■ **Objective**
Using the entries that follow, collect the lines where the word "legend" appears.

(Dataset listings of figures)
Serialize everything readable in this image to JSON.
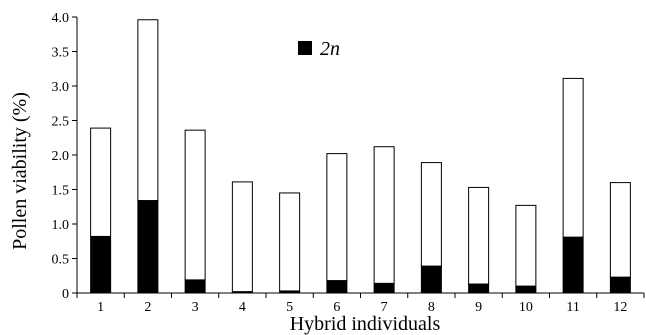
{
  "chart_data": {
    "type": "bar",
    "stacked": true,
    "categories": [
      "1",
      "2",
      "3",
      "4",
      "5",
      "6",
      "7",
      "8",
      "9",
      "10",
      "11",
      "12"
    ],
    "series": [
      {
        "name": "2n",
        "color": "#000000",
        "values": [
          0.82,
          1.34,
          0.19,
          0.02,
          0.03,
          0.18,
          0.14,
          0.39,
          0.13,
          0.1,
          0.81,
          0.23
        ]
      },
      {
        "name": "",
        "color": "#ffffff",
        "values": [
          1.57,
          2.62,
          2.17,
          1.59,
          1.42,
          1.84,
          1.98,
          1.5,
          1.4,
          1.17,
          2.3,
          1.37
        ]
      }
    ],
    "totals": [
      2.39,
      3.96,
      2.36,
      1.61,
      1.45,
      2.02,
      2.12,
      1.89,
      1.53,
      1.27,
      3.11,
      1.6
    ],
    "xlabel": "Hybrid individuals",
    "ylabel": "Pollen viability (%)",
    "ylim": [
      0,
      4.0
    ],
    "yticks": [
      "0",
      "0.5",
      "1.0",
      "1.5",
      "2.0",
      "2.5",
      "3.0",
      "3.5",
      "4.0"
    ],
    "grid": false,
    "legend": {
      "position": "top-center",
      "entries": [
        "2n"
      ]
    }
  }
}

==

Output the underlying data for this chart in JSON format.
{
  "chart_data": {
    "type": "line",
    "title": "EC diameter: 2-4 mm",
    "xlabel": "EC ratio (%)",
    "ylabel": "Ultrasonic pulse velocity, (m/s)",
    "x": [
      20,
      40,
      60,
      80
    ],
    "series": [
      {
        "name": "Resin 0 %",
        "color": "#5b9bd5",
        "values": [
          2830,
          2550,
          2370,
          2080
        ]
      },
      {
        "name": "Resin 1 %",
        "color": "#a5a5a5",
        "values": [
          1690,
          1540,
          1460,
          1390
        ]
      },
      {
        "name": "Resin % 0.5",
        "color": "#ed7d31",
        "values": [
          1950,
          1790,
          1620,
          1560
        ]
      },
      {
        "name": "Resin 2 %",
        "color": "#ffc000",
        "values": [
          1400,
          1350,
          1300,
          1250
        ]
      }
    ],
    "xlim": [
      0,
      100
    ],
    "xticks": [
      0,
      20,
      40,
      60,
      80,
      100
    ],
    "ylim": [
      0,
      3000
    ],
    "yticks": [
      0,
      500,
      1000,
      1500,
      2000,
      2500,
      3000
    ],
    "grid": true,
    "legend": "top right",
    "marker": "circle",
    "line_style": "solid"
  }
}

--

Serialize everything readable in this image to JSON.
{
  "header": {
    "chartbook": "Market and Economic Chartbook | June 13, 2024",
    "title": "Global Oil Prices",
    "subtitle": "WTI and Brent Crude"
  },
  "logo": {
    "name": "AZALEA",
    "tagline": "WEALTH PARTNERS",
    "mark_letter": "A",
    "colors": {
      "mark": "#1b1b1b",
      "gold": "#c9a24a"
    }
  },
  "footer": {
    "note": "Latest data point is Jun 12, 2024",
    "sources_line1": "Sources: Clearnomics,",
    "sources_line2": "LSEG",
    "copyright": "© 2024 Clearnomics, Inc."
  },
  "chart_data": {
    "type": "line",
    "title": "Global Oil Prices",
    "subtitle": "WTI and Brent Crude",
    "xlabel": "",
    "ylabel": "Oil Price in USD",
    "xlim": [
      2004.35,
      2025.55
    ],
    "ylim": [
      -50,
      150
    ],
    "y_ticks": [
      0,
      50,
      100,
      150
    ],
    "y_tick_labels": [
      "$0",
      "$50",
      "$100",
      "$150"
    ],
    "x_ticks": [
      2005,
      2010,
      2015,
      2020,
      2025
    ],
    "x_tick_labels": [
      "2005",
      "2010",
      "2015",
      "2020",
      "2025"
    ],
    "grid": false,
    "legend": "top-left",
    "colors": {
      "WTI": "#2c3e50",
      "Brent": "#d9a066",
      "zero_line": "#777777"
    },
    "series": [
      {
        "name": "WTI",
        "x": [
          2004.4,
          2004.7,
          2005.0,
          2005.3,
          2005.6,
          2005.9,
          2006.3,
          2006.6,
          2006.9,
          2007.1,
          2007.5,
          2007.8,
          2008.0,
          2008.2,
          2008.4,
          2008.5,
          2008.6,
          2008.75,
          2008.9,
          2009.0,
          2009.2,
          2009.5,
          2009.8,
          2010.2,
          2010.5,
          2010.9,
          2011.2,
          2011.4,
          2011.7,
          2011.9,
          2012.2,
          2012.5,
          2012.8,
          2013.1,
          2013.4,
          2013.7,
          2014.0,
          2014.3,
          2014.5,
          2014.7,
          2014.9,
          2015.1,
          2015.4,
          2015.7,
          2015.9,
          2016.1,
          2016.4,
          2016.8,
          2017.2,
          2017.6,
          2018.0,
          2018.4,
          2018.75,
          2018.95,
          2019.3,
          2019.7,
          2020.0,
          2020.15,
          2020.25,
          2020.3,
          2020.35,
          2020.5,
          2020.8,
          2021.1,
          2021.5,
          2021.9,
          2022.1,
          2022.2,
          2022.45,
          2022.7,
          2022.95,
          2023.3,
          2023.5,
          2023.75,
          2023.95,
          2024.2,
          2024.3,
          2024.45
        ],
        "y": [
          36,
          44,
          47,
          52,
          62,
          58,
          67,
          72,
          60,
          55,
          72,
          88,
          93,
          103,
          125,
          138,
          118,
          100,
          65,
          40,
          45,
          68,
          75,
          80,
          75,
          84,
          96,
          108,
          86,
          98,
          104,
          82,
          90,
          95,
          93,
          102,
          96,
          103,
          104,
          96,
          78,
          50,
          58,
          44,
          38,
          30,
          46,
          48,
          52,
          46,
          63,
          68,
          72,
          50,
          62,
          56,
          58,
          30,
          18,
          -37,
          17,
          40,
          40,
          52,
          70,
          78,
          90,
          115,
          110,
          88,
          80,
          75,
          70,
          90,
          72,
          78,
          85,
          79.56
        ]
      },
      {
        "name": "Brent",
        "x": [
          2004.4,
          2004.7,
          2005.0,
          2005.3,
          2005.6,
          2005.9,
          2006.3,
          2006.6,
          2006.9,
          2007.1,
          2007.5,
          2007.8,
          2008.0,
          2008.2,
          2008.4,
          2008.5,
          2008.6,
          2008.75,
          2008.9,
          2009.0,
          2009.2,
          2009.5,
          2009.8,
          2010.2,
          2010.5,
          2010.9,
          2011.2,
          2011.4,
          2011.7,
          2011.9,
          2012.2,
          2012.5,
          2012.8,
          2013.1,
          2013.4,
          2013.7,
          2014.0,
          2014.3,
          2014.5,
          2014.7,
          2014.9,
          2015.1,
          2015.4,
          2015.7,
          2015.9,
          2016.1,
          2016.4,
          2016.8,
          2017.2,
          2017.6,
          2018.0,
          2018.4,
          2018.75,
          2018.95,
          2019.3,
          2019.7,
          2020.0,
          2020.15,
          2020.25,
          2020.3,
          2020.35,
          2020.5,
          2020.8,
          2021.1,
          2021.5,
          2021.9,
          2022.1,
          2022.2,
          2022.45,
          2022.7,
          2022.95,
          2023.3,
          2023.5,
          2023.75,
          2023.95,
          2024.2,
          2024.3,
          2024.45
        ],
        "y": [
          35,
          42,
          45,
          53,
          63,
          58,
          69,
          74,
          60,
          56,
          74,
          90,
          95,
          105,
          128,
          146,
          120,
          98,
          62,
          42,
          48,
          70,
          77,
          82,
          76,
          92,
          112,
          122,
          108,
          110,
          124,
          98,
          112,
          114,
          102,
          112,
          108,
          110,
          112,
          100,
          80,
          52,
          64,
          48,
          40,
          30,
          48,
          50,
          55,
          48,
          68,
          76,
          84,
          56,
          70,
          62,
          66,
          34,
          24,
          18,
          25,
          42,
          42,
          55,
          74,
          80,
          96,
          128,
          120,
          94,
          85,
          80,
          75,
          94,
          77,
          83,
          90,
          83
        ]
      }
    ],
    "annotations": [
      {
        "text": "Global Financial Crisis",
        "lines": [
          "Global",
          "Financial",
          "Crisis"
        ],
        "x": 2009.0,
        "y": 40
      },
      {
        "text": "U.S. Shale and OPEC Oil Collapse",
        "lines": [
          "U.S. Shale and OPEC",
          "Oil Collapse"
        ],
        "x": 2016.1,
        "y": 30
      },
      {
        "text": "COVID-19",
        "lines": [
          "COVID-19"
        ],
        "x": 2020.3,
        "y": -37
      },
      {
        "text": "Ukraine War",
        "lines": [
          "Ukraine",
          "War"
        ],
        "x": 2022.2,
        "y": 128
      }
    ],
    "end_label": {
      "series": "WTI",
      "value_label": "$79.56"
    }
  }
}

■ **Expected answer**
    "legend": {
    "legend": "top right",
    "legend": "top-left",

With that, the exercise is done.